* **What needs to be done**
In the material below, the lines containing the word "Which" are required; copy each of them.
+-------+
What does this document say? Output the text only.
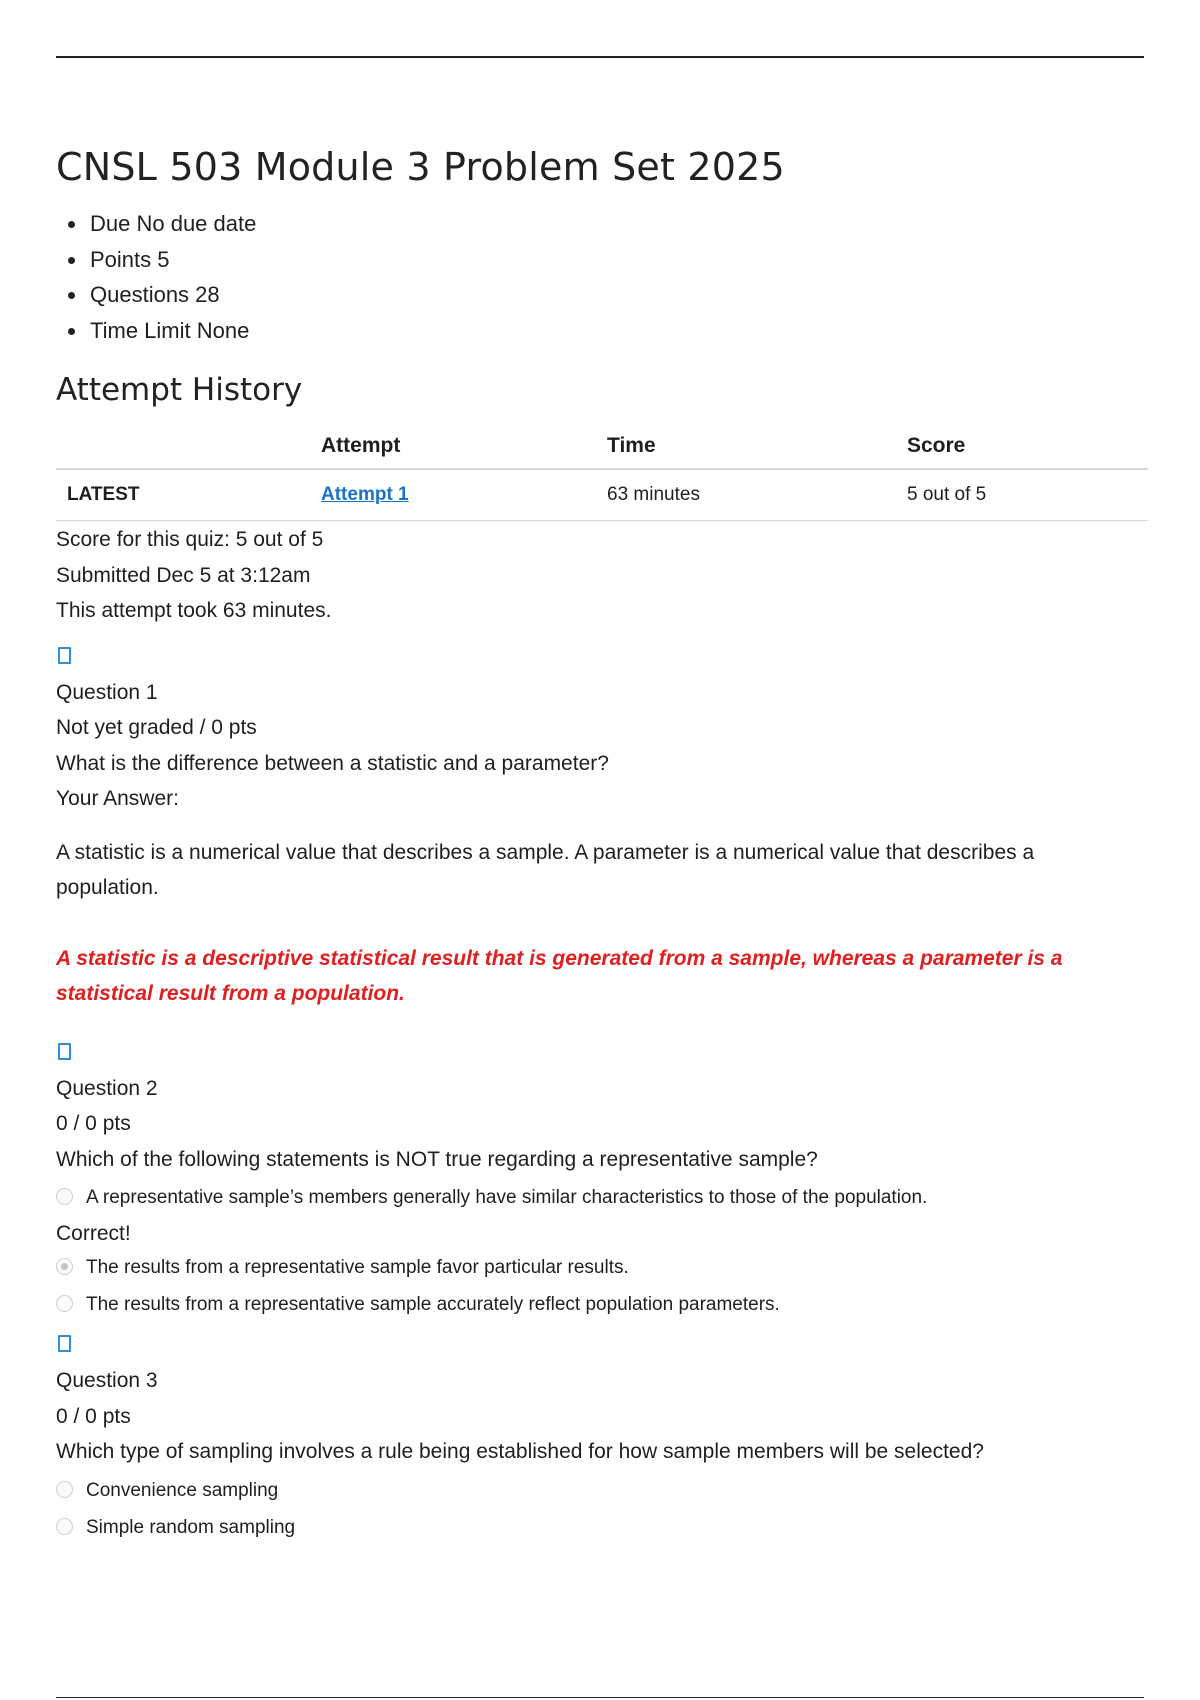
CNSL 503 Module 3 Problem Set 2025
Due No due date
Points 5
Questions 28
Time Limit None
Attempt History
	Attempt	Time	Score
LATEST	Attempt 1	63 minutes	5 out of 5

Score for this quiz: 5 out of 5

Submitted Dec 5 at 3:12am

This attempt took 63 minutes.

Question 1

Not yet graded / 0 pts

What is the difference between a statistic and a parameter?

Your Answer:

A statistic is a numerical value that describes a sample. A parameter is a numerical value that describes a population.

A statistic is a descriptive statistical result that is generated from a sample, whereas a parameter is a statistical result from a population.

Question 2

0 / 0 pts

Which of the following statements is NOT true regarding a representative sample?

A representative sample’s members generally have similar characteristics to those of the population.
Correct!
The results from a representative sample favor particular results.
The results from a representative sample accurately reflect population parameters.

Question 3

0 / 0 pts

Which type of sampling involves a rule being established for how sample members will be selected?

Convenience sampling
Simple random sampling
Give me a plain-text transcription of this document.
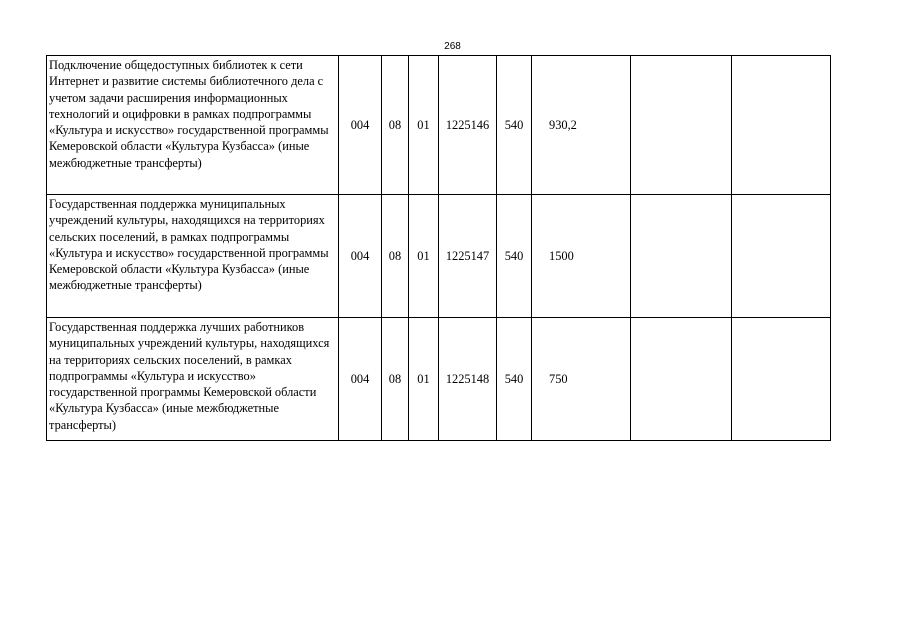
268
Подключение общедоступных библиотек к сети Интернет и развитие системы библиотечного дела с учетом задачи расширения информационных технологий и оцифровки в рамках подпрограммы «Культура и искусство» государственной программы Кемеровской области «Культура Кузбасса» (иные межбюджетные трансферты)	004	08	01	1225146	540	930,2		
Государственная поддержка муниципальных учреждений культуры, находящихся на территориях сельских поселений, в рамках подпрограммы «Культура и искусство» государственной программы Кемеровской области «Культура Кузбасса» (иные межбюджетные трансферты)	004	08	01	1225147	540	1500		
Государственная поддержка лучших работников муниципальных учреждений культуры, находящихся на территориях сельских поселений, в рамках подпрограммы «Культура и искусство» государственной программы Кемеровской области «Культура Кузбасса» (иные межбюджетные трансферты)	004	08	01	1225148	540	750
+-------+
* **Output of the exercise**
Which of the following statements is NOT true regarding a representative sample?
Which type of sampling involves a rule being established for how sample members will be selected?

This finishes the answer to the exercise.